● **Given records**:

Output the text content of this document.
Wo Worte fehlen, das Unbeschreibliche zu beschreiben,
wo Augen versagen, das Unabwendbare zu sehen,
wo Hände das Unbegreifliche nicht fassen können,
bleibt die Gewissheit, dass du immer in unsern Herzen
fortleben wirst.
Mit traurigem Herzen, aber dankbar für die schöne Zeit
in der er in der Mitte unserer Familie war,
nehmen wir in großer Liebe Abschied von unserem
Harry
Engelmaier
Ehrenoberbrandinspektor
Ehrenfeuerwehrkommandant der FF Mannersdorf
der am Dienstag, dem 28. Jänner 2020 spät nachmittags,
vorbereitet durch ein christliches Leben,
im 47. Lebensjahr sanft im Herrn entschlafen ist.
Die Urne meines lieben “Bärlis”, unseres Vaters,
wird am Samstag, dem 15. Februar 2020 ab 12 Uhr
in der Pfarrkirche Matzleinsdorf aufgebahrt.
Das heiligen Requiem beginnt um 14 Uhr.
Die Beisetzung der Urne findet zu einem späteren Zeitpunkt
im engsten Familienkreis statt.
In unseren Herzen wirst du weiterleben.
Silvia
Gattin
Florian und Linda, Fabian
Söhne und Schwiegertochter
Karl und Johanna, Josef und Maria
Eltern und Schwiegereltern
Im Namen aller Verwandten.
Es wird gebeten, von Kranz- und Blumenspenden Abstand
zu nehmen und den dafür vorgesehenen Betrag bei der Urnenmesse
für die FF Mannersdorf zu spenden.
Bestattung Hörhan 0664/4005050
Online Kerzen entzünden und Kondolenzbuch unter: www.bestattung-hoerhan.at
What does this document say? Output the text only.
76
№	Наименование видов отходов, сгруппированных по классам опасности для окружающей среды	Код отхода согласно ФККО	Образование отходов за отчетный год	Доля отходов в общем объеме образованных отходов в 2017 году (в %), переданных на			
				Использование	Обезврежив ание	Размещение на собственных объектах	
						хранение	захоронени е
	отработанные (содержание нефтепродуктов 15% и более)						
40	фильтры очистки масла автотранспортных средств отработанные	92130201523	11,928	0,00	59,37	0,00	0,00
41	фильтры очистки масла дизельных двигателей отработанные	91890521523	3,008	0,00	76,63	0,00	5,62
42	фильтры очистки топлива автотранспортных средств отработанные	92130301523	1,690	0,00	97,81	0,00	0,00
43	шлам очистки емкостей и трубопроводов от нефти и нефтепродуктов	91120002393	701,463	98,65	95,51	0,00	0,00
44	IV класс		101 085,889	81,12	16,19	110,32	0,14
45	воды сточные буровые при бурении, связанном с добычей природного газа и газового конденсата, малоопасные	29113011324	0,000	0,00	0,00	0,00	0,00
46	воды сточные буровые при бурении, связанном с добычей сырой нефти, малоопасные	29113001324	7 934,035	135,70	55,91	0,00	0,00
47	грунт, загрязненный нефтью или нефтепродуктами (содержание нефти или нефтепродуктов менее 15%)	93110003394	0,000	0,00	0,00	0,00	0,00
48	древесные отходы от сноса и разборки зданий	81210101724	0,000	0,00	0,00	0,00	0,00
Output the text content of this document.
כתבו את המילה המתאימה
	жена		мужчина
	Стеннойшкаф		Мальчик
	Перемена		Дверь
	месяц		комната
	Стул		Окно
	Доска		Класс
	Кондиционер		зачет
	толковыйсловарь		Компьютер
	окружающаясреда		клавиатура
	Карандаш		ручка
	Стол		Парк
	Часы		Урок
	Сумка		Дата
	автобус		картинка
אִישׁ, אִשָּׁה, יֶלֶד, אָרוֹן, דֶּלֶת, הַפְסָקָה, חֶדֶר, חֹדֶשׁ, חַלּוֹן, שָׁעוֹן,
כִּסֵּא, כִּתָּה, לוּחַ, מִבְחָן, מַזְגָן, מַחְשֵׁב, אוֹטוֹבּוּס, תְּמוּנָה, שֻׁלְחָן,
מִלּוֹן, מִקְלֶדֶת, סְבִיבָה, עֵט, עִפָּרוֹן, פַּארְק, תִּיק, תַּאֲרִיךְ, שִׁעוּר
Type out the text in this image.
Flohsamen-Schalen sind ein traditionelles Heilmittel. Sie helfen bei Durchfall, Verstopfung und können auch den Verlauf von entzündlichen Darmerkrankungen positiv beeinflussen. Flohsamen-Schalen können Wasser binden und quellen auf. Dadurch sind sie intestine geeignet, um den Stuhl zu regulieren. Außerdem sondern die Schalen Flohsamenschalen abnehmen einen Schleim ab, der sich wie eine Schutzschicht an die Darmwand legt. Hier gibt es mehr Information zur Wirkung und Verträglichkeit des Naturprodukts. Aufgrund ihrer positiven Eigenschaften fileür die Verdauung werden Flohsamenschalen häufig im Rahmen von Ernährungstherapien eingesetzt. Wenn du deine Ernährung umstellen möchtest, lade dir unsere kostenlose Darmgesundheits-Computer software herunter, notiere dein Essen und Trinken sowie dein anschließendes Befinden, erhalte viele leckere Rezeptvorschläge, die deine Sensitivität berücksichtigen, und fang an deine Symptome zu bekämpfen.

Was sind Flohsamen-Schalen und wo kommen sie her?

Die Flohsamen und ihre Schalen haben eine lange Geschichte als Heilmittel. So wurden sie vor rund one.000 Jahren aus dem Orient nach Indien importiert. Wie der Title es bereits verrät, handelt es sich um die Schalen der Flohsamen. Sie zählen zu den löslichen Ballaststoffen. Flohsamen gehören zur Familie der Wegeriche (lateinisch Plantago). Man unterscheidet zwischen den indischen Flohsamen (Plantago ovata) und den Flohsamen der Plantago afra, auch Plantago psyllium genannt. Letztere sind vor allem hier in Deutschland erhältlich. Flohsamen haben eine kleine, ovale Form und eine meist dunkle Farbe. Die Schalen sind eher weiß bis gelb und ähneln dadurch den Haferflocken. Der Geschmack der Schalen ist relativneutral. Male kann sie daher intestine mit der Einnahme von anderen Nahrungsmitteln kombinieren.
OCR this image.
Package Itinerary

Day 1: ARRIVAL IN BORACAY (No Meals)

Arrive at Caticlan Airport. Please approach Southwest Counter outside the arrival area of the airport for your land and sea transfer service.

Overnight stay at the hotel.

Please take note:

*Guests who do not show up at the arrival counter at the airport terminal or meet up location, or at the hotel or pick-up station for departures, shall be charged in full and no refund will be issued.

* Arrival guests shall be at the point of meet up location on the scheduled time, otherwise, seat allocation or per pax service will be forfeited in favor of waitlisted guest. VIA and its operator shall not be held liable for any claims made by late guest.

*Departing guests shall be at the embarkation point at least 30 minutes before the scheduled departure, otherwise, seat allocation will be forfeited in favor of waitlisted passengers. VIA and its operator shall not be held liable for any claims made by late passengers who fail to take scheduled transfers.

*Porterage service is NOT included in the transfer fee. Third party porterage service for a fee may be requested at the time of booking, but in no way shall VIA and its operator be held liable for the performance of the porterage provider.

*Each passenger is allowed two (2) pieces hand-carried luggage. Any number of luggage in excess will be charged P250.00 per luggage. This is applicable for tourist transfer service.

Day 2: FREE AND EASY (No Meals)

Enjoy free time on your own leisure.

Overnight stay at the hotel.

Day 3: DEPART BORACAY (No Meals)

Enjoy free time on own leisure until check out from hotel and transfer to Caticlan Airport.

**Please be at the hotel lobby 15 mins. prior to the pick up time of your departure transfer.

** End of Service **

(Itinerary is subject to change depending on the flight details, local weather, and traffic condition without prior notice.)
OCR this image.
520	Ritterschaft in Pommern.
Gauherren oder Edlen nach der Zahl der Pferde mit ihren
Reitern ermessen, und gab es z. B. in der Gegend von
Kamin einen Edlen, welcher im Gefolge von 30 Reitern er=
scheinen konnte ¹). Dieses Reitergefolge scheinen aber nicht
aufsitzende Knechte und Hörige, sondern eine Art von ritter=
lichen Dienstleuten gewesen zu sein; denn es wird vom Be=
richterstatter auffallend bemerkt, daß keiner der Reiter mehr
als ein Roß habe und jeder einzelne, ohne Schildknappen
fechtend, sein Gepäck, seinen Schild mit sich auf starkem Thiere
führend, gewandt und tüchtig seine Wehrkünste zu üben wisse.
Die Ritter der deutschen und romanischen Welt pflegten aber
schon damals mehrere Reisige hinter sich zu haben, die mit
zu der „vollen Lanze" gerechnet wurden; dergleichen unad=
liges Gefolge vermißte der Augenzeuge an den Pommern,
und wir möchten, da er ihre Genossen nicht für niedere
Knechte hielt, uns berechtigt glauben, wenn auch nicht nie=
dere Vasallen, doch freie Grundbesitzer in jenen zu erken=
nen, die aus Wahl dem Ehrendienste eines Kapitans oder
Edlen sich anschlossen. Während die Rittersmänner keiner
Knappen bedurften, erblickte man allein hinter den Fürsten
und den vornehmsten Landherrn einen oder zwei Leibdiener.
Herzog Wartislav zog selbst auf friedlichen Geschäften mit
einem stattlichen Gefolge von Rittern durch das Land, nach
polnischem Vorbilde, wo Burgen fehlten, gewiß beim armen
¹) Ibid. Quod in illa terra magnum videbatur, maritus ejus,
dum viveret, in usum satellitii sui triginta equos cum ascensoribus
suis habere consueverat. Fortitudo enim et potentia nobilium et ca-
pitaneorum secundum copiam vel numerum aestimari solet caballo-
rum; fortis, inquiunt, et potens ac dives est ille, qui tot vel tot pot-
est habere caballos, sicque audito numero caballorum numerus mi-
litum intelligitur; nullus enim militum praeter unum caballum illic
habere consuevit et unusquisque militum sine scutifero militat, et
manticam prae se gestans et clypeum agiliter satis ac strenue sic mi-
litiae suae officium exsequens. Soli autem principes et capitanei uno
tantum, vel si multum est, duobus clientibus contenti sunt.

● **Stated exercise**:
In the records above, find each line with the word "сточные" and copy it.

● **Reply to the task**:
45	воды сточные буровые при бурении, связанном с добычей природного газа и газового конденсата, малоопасные	29113011324	0,000	0,00	0,00	0,00	0,00
46	воды сточные буровые при бурении, связанном с добычей сырой нефти, малоопасные	29113001324	7 934,035	135,70	55,91	0,00	0,00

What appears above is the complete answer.